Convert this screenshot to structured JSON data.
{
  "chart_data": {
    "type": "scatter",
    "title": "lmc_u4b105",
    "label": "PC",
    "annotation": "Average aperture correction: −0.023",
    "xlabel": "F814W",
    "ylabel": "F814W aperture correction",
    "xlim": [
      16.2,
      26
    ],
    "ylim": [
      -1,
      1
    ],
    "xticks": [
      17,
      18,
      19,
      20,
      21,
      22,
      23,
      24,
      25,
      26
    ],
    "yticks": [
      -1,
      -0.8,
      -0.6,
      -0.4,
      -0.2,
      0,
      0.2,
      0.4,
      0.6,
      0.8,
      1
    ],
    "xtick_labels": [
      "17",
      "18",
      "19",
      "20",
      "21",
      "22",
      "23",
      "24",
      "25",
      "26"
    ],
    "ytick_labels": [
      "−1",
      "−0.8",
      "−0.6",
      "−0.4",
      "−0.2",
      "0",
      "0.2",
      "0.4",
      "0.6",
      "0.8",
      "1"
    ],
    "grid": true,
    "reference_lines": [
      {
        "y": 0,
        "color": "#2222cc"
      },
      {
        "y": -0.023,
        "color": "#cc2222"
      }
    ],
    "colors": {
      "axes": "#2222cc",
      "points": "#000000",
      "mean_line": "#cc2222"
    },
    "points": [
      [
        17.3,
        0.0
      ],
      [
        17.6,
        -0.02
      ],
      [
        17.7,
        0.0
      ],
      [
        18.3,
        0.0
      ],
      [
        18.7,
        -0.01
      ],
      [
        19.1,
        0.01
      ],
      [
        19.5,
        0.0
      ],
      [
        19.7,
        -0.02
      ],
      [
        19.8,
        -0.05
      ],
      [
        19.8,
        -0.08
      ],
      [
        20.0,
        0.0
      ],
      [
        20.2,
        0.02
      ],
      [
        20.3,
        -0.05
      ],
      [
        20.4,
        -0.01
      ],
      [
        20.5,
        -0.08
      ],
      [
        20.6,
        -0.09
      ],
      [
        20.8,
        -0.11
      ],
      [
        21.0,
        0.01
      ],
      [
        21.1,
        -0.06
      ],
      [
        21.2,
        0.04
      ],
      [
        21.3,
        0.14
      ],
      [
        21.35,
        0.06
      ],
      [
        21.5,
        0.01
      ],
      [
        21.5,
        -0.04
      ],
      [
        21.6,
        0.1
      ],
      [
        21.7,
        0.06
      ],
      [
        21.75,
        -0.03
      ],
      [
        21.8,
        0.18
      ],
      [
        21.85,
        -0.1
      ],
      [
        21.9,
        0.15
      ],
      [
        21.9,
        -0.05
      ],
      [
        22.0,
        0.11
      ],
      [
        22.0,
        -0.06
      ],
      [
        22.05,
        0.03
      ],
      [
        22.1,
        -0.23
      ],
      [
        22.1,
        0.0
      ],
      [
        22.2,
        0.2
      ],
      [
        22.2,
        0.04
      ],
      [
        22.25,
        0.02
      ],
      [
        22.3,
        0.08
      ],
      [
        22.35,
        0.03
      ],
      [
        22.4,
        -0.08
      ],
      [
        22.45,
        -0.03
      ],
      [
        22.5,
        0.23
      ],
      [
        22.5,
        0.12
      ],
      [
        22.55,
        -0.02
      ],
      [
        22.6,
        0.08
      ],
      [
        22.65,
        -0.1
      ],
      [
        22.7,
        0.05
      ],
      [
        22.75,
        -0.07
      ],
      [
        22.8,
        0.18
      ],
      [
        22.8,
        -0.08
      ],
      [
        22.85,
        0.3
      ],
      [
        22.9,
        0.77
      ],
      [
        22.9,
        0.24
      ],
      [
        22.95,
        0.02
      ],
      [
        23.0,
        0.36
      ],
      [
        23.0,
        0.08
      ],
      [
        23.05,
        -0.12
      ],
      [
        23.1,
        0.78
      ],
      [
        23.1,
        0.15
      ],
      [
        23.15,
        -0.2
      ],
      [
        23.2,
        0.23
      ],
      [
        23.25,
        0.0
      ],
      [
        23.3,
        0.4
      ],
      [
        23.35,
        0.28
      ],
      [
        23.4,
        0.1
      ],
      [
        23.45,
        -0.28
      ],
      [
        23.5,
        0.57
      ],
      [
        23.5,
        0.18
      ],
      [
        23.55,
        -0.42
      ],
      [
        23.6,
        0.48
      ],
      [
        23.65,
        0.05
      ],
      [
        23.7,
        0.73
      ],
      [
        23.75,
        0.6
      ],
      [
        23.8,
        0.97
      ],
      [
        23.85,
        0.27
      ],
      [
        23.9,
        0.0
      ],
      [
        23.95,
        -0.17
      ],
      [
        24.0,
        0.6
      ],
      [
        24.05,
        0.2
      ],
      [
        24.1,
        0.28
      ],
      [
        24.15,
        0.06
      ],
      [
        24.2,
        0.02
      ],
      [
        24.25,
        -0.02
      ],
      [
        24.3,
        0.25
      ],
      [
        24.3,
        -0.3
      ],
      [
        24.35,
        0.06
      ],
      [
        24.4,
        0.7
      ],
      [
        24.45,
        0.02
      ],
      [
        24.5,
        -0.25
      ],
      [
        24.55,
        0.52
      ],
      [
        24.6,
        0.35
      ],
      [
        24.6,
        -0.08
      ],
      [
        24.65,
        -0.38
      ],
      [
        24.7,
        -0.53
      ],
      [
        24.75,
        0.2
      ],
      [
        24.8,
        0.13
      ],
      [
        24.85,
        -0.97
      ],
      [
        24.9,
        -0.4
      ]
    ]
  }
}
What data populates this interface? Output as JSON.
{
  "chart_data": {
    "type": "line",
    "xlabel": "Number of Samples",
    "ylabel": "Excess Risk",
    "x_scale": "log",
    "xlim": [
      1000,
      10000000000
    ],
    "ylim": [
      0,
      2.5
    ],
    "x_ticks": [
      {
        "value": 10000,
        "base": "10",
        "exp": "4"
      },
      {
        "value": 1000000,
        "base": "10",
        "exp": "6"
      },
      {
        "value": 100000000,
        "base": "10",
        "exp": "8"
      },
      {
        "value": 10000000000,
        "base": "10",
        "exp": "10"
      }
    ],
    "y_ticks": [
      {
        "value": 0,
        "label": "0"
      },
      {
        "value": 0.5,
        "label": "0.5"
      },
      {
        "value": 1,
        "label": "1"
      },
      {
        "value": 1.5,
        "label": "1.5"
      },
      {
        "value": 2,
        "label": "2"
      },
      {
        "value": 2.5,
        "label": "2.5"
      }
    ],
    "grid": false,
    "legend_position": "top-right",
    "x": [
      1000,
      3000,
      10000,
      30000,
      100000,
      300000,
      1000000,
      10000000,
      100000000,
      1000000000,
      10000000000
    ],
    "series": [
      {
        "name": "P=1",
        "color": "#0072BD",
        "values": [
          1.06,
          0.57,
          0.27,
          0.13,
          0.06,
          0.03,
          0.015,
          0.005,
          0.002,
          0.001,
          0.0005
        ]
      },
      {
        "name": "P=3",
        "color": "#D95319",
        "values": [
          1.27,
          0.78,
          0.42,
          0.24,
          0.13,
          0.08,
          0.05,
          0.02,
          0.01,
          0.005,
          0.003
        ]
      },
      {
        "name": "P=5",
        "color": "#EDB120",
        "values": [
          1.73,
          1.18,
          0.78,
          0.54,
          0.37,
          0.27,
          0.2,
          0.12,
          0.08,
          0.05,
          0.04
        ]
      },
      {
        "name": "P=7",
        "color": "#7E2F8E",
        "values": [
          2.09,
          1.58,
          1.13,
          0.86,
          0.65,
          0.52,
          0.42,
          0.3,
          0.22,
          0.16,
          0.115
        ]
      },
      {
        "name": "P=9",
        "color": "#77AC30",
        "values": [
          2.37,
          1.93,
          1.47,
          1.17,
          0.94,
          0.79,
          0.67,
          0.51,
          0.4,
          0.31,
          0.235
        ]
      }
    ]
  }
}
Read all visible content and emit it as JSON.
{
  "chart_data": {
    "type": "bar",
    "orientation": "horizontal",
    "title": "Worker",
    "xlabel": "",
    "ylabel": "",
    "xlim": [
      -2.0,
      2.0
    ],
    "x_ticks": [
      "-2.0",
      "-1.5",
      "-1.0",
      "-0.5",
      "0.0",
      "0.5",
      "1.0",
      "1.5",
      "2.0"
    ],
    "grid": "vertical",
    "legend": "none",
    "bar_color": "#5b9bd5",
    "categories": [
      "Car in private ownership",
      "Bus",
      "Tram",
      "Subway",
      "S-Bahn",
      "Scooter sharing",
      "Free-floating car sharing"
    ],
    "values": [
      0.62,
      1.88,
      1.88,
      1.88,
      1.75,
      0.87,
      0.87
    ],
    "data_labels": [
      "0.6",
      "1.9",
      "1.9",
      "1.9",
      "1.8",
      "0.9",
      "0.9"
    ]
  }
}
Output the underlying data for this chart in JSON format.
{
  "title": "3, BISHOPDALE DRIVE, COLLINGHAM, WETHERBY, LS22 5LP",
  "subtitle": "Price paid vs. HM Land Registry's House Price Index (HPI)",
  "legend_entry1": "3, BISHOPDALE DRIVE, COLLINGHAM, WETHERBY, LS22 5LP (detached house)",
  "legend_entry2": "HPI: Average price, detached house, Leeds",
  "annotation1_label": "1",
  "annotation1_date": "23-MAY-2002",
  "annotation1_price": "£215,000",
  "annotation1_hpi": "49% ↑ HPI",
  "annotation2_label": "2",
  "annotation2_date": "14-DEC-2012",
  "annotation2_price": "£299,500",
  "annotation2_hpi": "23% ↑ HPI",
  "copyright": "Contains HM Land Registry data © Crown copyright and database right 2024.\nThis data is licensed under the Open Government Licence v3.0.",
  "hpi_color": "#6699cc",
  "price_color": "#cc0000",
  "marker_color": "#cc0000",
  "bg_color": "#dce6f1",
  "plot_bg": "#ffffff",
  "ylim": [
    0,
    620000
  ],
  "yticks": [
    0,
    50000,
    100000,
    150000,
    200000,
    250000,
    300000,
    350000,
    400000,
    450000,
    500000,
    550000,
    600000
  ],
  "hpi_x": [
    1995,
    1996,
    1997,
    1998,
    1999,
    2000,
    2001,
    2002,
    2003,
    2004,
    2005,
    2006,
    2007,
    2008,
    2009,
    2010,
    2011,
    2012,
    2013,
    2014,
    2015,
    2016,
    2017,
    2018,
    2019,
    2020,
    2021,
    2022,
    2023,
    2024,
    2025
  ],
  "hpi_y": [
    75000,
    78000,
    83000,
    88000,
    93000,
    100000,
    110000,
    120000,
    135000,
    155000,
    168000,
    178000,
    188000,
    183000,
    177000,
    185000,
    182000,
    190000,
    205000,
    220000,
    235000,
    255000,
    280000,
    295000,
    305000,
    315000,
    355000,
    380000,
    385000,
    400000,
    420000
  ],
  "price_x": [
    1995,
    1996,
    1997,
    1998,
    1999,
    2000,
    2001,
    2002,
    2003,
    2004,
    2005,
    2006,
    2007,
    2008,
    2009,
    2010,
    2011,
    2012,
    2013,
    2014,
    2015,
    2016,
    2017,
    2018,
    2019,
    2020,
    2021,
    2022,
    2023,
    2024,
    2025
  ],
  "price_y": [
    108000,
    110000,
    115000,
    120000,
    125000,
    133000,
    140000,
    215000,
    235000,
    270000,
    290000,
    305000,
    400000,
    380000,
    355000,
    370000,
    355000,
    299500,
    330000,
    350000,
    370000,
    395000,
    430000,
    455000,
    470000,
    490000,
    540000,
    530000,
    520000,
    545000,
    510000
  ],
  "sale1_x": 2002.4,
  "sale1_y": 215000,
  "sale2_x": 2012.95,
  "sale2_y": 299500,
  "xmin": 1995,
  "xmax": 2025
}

-- WHAT YOU ARE ASKED TO DO --
Considering only the records above, state the number of lines that include the word "WETHERBY", with nothing added.

-- EXERCISE ANSWER --
2